GOAL: Reproduce the listing below without any change.

[Extracted data entries]
╔══

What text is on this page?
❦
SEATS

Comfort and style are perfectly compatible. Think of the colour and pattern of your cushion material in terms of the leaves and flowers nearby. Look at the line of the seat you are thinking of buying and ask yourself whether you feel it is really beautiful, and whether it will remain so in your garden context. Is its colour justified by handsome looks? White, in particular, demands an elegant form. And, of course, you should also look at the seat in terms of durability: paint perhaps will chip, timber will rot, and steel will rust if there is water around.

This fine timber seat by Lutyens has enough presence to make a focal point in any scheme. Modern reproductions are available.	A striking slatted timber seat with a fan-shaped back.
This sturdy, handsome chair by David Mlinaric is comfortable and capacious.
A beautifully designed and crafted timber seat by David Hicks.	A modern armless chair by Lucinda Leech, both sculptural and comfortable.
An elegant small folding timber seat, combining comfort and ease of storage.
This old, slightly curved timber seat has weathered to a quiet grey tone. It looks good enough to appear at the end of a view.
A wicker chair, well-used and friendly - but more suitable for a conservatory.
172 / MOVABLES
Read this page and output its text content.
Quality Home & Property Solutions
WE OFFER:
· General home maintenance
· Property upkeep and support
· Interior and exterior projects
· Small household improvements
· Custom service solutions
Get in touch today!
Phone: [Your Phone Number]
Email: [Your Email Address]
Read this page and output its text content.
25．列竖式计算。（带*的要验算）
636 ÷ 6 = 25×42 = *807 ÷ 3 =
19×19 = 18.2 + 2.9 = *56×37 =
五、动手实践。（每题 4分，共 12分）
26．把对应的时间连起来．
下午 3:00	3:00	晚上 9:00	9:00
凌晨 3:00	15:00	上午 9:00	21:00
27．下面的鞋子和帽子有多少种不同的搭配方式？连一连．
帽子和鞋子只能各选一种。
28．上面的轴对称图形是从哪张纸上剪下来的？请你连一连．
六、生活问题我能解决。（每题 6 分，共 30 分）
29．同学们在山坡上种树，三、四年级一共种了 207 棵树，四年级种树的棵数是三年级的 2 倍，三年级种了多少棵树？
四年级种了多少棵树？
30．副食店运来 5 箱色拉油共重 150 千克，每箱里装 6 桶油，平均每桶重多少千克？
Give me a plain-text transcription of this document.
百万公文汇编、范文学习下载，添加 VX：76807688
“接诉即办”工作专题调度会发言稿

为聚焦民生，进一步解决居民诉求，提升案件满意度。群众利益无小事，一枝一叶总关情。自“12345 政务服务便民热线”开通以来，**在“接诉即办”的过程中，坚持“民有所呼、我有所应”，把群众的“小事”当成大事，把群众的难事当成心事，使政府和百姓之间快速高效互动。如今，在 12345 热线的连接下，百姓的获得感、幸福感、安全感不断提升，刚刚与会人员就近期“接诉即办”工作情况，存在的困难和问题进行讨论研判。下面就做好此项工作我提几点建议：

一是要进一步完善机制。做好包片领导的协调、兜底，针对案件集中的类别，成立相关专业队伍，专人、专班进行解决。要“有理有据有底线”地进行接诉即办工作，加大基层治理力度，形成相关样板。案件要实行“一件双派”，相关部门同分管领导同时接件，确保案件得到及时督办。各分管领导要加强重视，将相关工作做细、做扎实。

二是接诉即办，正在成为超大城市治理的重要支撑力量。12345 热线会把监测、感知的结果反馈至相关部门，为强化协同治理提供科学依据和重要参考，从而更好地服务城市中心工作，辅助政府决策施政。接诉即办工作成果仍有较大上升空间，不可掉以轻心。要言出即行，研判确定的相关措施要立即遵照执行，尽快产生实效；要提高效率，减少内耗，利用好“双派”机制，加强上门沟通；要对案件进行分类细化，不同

╚══

TASK SOLUTION:
What text is on this page?
❦
SEATS

Comfort and style are perfectly compatible. Think of the colour and pattern of your cushion material in terms of the leaves and flowers nearby. Look at the line of the seat you are thinking of buying and ask yourself whether you feel it is really beautiful, and whether it will remain so in your garden context. Is its colour justified by handsome looks? White, in particular, demands an elegant form. And, of course, you should also look at the seat in terms of durability: paint perhaps will chip, timber will rot, and steel will rust if there is water around.

This fine timber seat by Lutyens has enough presence to make a focal point in any scheme. Modern reproductions are available.	A striking slatted timber seat with a fan-shaped back.
This sturdy, handsome chair by David Mlinaric is comfortable and capacious.
A beautifully designed and crafted timber seat by David Hicks.	A modern armless chair by Lucinda Leech, both sculptural and comfortable.
An elegant small folding timber seat, combining comfort and ease of storage.
This old, slightly curved timber seat has weathered to a quiet grey tone. It looks good enough to appear at the end of a view.
A wicker chair, well-used and friendly - but more suitable for a conservatory.
172 / MOVABLES
Read this page and output its text content.
Quality Home & Property Solutions
WE OFFER:
· General home maintenance
· Property upkeep and support
· Interior and exterior projects
· Small household improvements
· Custom service solutions
Get in touch today!
Phone: [Your Phone Number]
Email: [Your Email Address]
Read this page and output its text content.
25．列竖式计算。（带*的要验算）
636 ÷ 6 = 25×42 = *807 ÷ 3 =
19×19 = 18.2 + 2.9 = *56×37 =
五、动手实践。（每题 4分，共 12分）
26．把对应的时间连起来．
下午 3:00	3:00	晚上 9:00	9:00
凌晨 3:00	15:00	上午 9:00	21:00
27．下面的鞋子和帽子有多少种不同的搭配方式？连一连．
帽子和鞋子只能各选一种。
28．上面的轴对称图形是从哪张纸上剪下来的？请你连一连．
六、生活问题我能解决。（每题 6 分，共 30 分）
29．同学们在山坡上种树，三、四年级一共种了 207 棵树，四年级种树的棵数是三年级的 2 倍，三年级种了多少棵树？
四年级种了多少棵树？
30．副食店运来 5 箱色拉油共重 150 千克，每箱里装 6 桶油，平均每桶重多少千克？
Give me a plain-text transcription of this document.
百万公文汇编、范文学习下载，添加 VX：76807688
“接诉即办”工作专题调度会发言稿

为聚焦民生，进一步解决居民诉求，提升案件满意度。群众利益无小事，一枝一叶总关情。自“12345 政务服务便民热线”开通以来，**在“接诉即办”的过程中，坚持“民有所呼、我有所应”，把群众的“小事”当成大事，把群众的难事当成心事，使政府和百姓之间快速高效互动。如今，在 12345 热线的连接下，百姓的获得感、幸福感、安全感不断提升，刚刚与会人员就近期“接诉即办”工作情况，存在的困难和问题进行讨论研判。下面就做好此项工作我提几点建议：

一是要进一步完善机制。做好包片领导的协调、兜底，针对案件集中的类别，成立相关专业队伍，专人、专班进行解决。要“有理有据有底线”地进行接诉即办工作，加大基层治理力度，形成相关样板。案件要实行“一件双派”，相关部门同分管领导同时接件，确保案件得到及时督办。各分管领导要加强重视，将相关工作做细、做扎实。

二是接诉即办，正在成为超大城市治理的重要支撑力量。12345 热线会把监测、感知的结果反馈至相关部门，为强化协同治理提供科学依据和重要参考，从而更好地服务城市中心工作，辅助政府决策施政。接诉即办工作成果仍有较大上升空间，不可掉以轻心。要言出即行，研判确定的相关措施要立即遵照执行，尽快产生实效；要提高效率，减少内耗，利用好“双派”机制，加强上门沟通；要对案件进行分类细化，不同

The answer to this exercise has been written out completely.